_Quoted passage_
Malaysian condom manufacturer

Karex Berhad is a Malaysian condom manufacturer, one of the largest in the world. It produces more than five billion condoms a year and one in every five condoms globally. The company also supplies condoms to marketing brands like Durex.

==Operations==
The company operates three factories in Malaysia. One of the factories is at its headquarters in Port Klang, and the other two are in Pontian and Senai. The company also operates a factory in Hat Yai, Thailand.

Karex supplies condoms to brands such as Durex, but it also sells condoms directly to customers through its own brands such as Carex. In addition to the consumer market, the company sells condoms in bulk to groups like the United Nations and the World Health Organization for use in the prevention of the spread of HIV.

_Provided material_

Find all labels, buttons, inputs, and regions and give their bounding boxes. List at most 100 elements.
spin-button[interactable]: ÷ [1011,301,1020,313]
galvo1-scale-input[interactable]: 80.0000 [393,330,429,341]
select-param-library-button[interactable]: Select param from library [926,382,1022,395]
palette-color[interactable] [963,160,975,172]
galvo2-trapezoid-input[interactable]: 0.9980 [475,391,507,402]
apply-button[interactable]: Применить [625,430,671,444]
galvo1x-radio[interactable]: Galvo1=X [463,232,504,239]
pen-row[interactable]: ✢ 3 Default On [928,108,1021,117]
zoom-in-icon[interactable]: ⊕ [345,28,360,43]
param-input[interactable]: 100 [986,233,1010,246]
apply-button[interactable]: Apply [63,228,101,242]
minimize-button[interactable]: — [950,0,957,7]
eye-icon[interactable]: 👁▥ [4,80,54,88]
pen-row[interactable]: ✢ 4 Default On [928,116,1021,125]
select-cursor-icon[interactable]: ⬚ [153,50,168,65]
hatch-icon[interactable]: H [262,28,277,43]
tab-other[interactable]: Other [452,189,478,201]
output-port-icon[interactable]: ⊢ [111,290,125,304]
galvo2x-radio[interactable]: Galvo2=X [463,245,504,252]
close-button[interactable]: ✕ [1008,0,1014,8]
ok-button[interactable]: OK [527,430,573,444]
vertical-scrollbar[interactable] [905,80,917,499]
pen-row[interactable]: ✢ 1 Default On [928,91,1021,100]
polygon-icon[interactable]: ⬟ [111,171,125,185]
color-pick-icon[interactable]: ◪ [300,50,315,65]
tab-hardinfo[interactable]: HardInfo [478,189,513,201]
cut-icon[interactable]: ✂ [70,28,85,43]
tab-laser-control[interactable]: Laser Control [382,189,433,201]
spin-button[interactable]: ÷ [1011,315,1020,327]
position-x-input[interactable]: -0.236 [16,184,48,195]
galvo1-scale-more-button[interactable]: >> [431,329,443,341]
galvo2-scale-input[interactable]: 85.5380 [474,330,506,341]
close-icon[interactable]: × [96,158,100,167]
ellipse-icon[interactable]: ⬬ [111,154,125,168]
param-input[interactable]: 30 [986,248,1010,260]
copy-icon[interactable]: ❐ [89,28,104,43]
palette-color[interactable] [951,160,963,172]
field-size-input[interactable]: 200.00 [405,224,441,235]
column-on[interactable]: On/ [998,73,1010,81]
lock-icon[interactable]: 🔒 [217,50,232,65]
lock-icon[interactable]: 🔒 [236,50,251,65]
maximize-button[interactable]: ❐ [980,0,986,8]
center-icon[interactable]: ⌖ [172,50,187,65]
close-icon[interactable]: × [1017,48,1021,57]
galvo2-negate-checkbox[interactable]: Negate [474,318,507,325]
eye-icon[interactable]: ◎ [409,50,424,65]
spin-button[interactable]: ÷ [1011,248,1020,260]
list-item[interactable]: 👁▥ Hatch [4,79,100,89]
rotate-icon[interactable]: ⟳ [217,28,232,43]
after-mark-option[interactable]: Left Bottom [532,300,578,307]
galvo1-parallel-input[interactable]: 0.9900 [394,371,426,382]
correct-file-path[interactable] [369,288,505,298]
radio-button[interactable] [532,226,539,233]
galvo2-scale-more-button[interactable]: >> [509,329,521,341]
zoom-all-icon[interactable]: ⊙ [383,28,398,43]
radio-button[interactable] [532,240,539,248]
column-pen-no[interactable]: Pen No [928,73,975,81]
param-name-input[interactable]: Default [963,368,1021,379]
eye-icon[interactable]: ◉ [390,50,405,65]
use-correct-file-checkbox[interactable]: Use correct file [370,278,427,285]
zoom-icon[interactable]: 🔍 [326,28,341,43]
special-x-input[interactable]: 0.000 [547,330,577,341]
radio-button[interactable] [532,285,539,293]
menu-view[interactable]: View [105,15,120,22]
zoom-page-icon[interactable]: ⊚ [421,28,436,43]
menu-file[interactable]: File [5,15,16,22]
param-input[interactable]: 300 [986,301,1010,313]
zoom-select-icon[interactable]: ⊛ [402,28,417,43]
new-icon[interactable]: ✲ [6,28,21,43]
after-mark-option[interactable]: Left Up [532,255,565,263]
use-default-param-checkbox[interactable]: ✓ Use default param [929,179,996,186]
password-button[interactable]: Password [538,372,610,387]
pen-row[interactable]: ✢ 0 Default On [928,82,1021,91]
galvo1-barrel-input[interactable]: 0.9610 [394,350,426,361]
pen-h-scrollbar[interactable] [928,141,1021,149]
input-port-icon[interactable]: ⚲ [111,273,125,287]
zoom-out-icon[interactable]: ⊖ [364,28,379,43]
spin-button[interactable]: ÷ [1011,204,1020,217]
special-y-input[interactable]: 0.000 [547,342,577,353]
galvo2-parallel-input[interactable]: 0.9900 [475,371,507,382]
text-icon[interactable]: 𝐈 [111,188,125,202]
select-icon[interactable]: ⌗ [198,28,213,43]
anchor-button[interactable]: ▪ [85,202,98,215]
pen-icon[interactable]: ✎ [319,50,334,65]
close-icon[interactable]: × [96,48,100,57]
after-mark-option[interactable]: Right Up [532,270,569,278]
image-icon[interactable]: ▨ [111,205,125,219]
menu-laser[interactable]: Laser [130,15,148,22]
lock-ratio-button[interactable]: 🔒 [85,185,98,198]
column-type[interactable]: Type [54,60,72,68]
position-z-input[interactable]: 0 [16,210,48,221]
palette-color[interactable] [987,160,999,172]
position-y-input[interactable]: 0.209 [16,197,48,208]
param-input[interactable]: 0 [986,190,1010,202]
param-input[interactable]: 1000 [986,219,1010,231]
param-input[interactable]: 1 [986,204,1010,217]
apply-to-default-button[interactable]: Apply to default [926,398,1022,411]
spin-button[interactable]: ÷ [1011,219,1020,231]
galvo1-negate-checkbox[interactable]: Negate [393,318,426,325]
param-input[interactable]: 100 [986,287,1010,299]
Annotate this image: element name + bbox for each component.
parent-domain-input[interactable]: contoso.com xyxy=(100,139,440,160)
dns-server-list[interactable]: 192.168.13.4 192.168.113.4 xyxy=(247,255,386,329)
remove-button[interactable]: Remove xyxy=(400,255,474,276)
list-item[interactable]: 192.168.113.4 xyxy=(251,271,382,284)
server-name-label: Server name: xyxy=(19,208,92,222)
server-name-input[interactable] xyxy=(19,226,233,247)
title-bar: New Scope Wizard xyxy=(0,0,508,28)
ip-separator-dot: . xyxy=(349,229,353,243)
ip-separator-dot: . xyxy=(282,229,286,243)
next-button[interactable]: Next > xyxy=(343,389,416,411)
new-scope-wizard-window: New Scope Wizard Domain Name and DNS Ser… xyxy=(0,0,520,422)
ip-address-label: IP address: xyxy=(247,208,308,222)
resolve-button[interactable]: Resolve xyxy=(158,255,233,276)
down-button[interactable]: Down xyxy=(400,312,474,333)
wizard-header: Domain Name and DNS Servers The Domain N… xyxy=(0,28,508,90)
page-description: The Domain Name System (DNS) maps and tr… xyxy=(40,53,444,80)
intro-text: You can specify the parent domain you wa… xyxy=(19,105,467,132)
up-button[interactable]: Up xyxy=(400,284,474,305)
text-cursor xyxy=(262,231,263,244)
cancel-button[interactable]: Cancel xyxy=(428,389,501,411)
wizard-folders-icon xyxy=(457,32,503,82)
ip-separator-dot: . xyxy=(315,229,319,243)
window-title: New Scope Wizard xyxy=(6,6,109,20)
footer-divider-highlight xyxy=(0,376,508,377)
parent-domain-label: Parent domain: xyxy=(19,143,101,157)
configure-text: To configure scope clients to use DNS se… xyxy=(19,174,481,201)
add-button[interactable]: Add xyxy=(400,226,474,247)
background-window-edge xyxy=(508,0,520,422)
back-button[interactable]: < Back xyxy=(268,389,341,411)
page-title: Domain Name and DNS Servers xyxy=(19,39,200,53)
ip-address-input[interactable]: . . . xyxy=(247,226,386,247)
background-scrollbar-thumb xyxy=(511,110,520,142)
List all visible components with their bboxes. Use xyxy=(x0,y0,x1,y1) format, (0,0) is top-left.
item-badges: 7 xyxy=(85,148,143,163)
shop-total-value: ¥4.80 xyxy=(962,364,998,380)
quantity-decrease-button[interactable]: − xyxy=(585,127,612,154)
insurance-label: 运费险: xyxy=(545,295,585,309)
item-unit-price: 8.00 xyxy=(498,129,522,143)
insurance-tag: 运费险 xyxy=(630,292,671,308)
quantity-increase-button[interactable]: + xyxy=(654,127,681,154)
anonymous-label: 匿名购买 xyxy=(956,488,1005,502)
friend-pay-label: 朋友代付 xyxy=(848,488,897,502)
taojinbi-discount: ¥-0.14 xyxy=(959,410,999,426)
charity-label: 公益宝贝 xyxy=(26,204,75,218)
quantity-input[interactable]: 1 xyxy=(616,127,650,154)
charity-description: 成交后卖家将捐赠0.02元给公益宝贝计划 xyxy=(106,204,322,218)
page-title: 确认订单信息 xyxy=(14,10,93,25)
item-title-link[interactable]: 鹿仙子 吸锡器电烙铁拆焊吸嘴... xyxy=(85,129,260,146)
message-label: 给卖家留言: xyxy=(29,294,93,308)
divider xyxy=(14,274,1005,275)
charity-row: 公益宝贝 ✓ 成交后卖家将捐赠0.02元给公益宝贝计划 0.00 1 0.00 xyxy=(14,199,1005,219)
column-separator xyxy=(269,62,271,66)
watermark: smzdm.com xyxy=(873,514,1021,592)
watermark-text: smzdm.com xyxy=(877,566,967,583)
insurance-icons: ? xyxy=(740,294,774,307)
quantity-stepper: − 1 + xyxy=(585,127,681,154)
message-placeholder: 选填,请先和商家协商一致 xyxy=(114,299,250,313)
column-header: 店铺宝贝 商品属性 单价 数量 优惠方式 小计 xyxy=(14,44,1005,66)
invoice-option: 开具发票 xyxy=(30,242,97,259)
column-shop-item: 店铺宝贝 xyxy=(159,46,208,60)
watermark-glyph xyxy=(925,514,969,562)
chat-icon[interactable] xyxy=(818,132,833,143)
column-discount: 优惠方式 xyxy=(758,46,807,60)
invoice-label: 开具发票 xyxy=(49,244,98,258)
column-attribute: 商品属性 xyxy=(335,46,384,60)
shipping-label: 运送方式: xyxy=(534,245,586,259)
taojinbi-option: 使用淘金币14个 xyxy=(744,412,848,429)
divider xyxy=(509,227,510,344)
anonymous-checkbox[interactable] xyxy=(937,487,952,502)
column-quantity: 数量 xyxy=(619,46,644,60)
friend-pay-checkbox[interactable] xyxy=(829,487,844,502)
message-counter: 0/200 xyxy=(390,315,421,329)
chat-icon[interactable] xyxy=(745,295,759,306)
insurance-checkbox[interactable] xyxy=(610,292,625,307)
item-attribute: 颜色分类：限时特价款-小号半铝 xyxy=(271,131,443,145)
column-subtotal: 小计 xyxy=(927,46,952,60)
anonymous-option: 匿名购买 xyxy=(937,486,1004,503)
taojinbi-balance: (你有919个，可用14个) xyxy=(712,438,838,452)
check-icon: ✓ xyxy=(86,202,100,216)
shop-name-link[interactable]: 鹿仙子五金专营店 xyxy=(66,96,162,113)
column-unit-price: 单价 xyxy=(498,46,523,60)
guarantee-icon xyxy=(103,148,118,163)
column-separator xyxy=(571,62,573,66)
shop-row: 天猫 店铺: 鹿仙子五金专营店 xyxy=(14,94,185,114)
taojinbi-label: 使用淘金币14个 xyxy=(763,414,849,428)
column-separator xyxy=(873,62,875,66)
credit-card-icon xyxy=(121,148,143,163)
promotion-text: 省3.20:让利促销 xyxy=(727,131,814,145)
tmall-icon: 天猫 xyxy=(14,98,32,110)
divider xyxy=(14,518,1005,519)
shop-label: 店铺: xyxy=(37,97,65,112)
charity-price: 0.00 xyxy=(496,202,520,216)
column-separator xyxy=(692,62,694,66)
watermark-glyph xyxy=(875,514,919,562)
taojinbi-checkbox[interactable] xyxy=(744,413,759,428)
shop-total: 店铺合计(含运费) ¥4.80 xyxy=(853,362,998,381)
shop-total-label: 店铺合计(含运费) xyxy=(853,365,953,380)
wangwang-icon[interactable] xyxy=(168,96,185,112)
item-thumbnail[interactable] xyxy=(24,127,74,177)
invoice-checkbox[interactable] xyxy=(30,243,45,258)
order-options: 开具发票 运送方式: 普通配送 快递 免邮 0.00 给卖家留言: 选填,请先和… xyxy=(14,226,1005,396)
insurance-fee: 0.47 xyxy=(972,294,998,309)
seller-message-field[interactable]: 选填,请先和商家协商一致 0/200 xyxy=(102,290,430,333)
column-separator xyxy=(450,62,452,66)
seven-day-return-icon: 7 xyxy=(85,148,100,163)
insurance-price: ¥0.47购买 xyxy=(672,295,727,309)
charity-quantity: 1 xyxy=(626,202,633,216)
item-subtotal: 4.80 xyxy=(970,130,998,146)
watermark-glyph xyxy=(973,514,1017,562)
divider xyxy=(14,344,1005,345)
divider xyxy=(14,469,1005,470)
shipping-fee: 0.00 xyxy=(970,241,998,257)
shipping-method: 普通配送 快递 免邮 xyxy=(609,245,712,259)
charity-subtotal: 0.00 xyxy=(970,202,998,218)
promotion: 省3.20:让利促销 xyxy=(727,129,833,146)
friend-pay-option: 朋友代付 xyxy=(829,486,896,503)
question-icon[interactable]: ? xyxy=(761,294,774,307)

_Aim of the exercise_
Reproduce verbatim the portion of the Karex passage that begins at the words "Karex Berhad is" and stops after "spread of HIV.".

_Expected answer_
Karex Berhad is a Malaysian condom manufacturer, one of the largest in the world. It produces more than five billion condoms a year and one in every five condoms globally. The company also supplies condoms to marketing brands like Durex.

==Operations==
The company operates three factories in Malaysia. One of the factories is at its headquarters in Port Klang, and the other two are in Pontian and Senai. The company also operates a factory in Hat Yai, Thailand.

Karex supplies condoms to brands such as Durex, but it also sells condoms directly to customers through its own brands such as Carex. In addition to the consumer market, the company sells condoms in bulk to groups like the United Nations and the World Health Organization for use in the prevention of the spread of HIV.